### Your assignment
Copy each line below that contains "blood".

### Given records
# # # # # # #

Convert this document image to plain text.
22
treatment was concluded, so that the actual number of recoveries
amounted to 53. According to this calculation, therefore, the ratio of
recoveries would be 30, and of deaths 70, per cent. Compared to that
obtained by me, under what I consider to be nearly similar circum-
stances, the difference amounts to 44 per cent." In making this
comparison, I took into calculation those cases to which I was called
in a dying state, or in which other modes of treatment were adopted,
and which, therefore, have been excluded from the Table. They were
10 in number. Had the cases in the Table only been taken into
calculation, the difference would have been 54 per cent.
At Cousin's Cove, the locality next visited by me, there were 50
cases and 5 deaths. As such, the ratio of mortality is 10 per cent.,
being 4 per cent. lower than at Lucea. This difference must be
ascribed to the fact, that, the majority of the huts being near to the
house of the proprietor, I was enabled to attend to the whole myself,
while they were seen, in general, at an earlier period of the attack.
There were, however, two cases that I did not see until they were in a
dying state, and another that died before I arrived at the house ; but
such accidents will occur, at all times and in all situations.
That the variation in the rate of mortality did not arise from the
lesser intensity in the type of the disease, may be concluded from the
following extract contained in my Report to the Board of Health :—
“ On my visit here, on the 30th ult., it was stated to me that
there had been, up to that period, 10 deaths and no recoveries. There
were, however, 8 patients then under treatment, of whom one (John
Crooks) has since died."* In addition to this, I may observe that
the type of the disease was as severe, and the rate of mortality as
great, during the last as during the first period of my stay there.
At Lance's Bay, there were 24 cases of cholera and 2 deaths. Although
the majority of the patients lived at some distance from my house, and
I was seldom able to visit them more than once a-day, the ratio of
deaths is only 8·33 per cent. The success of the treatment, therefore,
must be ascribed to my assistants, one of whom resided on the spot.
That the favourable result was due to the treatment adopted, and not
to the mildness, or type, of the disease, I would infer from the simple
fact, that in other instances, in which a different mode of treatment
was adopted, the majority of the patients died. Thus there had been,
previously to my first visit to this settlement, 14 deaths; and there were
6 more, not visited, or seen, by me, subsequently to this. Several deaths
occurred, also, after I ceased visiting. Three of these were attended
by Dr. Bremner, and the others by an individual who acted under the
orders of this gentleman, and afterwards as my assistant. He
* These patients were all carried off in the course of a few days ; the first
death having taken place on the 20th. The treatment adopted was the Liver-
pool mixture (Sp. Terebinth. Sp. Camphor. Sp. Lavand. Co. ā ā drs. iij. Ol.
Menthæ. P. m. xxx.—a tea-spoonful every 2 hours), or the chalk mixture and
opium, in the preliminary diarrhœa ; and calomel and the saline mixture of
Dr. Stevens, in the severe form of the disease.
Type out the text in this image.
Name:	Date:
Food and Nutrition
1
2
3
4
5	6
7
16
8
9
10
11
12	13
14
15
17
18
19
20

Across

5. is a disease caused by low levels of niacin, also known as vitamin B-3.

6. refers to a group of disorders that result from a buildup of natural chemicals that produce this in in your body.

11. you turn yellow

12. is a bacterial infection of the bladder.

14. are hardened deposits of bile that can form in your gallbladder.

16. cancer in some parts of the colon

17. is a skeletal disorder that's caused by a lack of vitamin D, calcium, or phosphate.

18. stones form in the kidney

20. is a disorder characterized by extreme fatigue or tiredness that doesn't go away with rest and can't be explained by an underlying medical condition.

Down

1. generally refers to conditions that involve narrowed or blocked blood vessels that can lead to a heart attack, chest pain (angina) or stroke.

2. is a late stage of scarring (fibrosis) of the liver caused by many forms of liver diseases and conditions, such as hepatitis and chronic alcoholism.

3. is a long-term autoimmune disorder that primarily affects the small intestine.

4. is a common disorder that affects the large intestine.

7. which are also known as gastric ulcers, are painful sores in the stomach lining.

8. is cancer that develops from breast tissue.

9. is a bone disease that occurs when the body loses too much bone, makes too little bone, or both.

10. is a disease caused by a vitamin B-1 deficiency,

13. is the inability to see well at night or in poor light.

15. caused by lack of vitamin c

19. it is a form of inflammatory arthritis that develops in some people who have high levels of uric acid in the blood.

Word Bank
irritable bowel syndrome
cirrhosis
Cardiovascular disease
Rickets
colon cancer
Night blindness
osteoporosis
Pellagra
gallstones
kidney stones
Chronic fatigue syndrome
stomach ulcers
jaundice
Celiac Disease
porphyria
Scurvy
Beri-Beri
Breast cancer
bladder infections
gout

# # # # # # #

### Solution
1. generally refers to conditions that involve narrowed or blocked blood vessels that can lead to a heart attack, chest pain (angina) or stroke.
19. it is a form of inflammatory arthritis that develops in some people who have high levels of uric acid in the blood.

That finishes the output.